→ DO THIS
Make an exact copy of each entry, leaving out every picture.

→ RECORDS FOR THIS EXERCISE

-=-=-=-=-

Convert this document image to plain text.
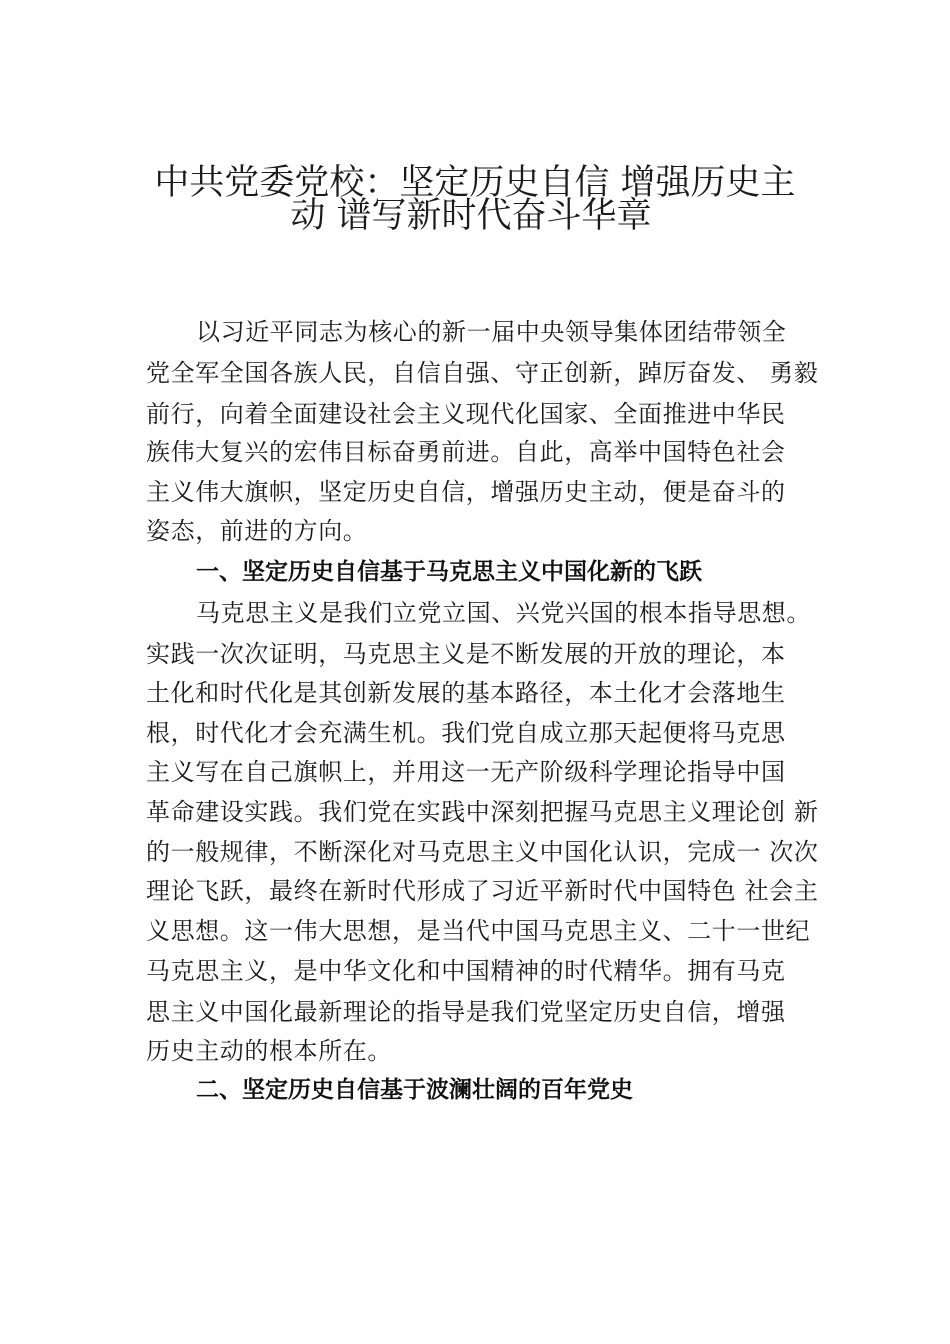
中共党委党校：坚定历史自信 增强历史主
动 谱写新时代奋斗华章
以习近平同志为核心的新一届中央领导集体团结带领全
党全军全国各族人民，自信自强、守正创新，踔厉奋发、 勇毅
前行，向着全面建设社会主义现代化国家、全面推进中华民
族伟大复兴的宏伟目标奋勇前进。自此，高举中国特色社会
主义伟大旗帜，坚定历史自信，增强历史主动，便是奋斗的
姿态，前进的方向。
一、坚定历史自信基于马克思主义中国化新的飞跃
马克思主义是我们立党立国、兴党兴国的根本指导思想。
实践一次次证明，马克思主义是不断发展的开放的理论，本
土化和时代化是其创新发展的基本路径，本土化才会落地生
根，时代化才会充满生机。我们党自成立那天起便将马克思
主义写在自己旗帜上，并用这一无产阶级科学理论指导中国
革命建设实践。我们党在实践中深刻把握马克思主义理论创 新
的一般规律，不断深化对马克思主义中国化认识，完成一 次次
理论飞跃，最终在新时代形成了习近平新时代中国特色 社会主
义思想。这一伟大思想，是当代中国马克思主义、二十一世纪
马克思主义，是中华文化和中国精神的时代精华。拥有马克
思主义中国化最新理论的指导是我们党坚定历史自信，增强
历史主动的根本所在。
二、坚定历史自信基于波澜壮阔的百年党史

-=-=-=-=-

→ TASK RESULT
Convert this document image to plain text.
中共党委党校：坚定历史自信 增强历史主
动 谱写新时代奋斗华章
以习近平同志为核心的新一届中央领导集体团结带领全
党全军全国各族人民，自信自强、守正创新，踔厉奋发、 勇毅
前行，向着全面建设社会主义现代化国家、全面推进中华民
族伟大复兴的宏伟目标奋勇前进。自此，高举中国特色社会
主义伟大旗帜，坚定历史自信，增强历史主动，便是奋斗的
姿态，前进的方向。
一、坚定历史自信基于马克思主义中国化新的飞跃
马克思主义是我们立党立国、兴党兴国的根本指导思想。
实践一次次证明，马克思主义是不断发展的开放的理论，本
土化和时代化是其创新发展的基本路径，本土化才会落地生
根，时代化才会充满生机。我们党自成立那天起便将马克思
主义写在自己旗帜上，并用这一无产阶级科学理论指导中国
革命建设实践。我们党在实践中深刻把握马克思主义理论创 新
的一般规律，不断深化对马克思主义中国化认识，完成一 次次
理论飞跃，最终在新时代形成了习近平新时代中国特色 社会主
义思想。这一伟大思想，是当代中国马克思主义、二十一世纪
马克思主义，是中华文化和中国精神的时代精华。拥有马克
思主义中国化最新理论的指导是我们党坚定历史自信，增强
历史主动的根本所在。
二、坚定历史自信基于波澜壮阔的百年党史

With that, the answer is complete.